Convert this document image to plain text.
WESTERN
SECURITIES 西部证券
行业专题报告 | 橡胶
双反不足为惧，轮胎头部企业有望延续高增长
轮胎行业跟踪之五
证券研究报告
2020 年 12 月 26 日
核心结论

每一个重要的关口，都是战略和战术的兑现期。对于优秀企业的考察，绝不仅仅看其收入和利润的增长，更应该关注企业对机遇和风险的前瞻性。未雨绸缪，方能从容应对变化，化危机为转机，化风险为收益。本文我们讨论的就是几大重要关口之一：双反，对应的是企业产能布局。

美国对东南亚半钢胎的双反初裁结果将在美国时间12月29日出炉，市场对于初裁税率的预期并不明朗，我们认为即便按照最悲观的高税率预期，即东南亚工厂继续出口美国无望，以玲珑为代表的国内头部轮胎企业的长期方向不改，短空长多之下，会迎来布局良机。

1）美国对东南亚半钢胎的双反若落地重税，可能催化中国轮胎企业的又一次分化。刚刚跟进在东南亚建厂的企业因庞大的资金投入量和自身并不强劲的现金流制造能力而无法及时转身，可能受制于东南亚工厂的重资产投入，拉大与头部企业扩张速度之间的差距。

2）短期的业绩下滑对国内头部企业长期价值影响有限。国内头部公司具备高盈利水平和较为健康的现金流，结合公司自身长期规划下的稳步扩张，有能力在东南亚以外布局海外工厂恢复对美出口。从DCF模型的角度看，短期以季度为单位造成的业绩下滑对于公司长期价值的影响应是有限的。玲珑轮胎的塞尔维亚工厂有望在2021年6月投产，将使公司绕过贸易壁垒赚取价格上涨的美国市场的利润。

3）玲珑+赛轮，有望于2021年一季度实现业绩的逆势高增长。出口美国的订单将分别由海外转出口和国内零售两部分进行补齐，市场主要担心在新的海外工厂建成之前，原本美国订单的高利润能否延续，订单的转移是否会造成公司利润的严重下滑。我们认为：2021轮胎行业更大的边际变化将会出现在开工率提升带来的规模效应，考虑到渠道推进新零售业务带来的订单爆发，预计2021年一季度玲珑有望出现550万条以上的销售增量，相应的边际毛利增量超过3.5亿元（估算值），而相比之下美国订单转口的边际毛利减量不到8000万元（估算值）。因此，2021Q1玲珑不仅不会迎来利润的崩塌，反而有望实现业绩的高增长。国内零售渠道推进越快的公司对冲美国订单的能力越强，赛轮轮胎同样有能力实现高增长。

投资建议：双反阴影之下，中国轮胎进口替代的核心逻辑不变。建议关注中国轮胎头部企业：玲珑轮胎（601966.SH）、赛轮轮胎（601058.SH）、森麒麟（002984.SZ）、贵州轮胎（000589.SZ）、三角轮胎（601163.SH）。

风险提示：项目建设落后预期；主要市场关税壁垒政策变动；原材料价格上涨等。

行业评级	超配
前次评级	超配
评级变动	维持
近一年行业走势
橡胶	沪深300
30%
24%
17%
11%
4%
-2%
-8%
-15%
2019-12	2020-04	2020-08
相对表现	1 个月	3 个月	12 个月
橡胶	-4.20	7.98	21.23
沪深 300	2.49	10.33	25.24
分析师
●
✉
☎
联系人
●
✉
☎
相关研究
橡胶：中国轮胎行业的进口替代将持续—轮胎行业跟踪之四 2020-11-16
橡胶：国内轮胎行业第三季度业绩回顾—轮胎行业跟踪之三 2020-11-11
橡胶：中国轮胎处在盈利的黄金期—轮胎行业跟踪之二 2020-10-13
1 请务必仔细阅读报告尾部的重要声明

○ ○ ○

Repeat every line of the data, exactly and in full.

Convert this document image to plain text.
WESTERN
SECURITIES 西部证券
行业专题报告 | 橡胶
双反不足为惧，轮胎头部企业有望延续高增长
轮胎行业跟踪之五
证券研究报告
2020 年 12 月 26 日
核心结论

每一个重要的关口，都是战略和战术的兑现期。对于优秀企业的考察，绝不仅仅看其收入和利润的增长，更应该关注企业对机遇和风险的前瞻性。未雨绸缪，方能从容应对变化，化危机为转机，化风险为收益。本文我们讨论的就是几大重要关口之一：双反，对应的是企业产能布局。

美国对东南亚半钢胎的双反初裁结果将在美国时间12月29日出炉，市场对于初裁税率的预期并不明朗，我们认为即便按照最悲观的高税率预期，即东南亚工厂继续出口美国无望，以玲珑为代表的国内头部轮胎企业的长期方向不改，短空长多之下，会迎来布局良机。

1）美国对东南亚半钢胎的双反若落地重税，可能催化中国轮胎企业的又一次分化。刚刚跟进在东南亚建厂的企业因庞大的资金投入量和自身并不强劲的现金流制造能力而无法及时转身，可能受制于东南亚工厂的重资产投入，拉大与头部企业扩张速度之间的差距。

2）短期的业绩下滑对国内头部企业长期价值影响有限。国内头部公司具备高盈利水平和较为健康的现金流，结合公司自身长期规划下的稳步扩张，有能力在东南亚以外布局海外工厂恢复对美出口。从DCF模型的角度看，短期以季度为单位造成的业绩下滑对于公司长期价值的影响应是有限的。玲珑轮胎的塞尔维亚工厂有望在2021年6月投产，将使公司绕过贸易壁垒赚取价格上涨的美国市场的利润。

3）玲珑+赛轮，有望于2021年一季度实现业绩的逆势高增长。出口美国的订单将分别由海外转出口和国内零售两部分进行补齐，市场主要担心在新的海外工厂建成之前，原本美国订单的高利润能否延续，订单的转移是否会造成公司利润的严重下滑。我们认为：2021轮胎行业更大的边际变化将会出现在开工率提升带来的规模效应，考虑到渠道推进新零售业务带来的订单爆发，预计2021年一季度玲珑有望出现550万条以上的销售增量，相应的边际毛利增量超过3.5亿元（估算值），而相比之下美国订单转口的边际毛利减量不到8000万元（估算值）。因此，2021Q1玲珑不仅不会迎来利润的崩塌，反而有望实现业绩的高增长。国内零售渠道推进越快的公司对冲美国订单的能力越强，赛轮轮胎同样有能力实现高增长。

投资建议：双反阴影之下，中国轮胎进口替代的核心逻辑不变。建议关注中国轮胎头部企业：玲珑轮胎（601966.SH）、赛轮轮胎（601058.SH）、森麒麟（002984.SZ）、贵州轮胎（000589.SZ）、三角轮胎（601163.SH）。

风险提示：项目建设落后预期；主要市场关税壁垒政策变动；原材料价格上涨等。

行业评级	超配
前次评级	超配
评级变动	维持
近一年行业走势
橡胶	沪深300
30%
24%
17%
11%
4%
-2%
-8%
-15%
2019-12	2020-04	2020-08
相对表现	1 个月	3 个月	12 个月
橡胶	-4.20	7.98	21.23
沪深 300	2.49	10.33	25.24
分析师
●
✉
☎
联系人
●
✉
☎
相关研究
橡胶：中国轮胎行业的进口替代将持续—轮胎行业跟踪之四 2020-11-16
橡胶：国内轮胎行业第三季度业绩回顾—轮胎行业跟踪之三 2020-11-11
橡胶：中国轮胎处在盈利的黄金期—轮胎行业跟踪之二 2020-10-13
1 请务必仔细阅读报告尾部的重要声明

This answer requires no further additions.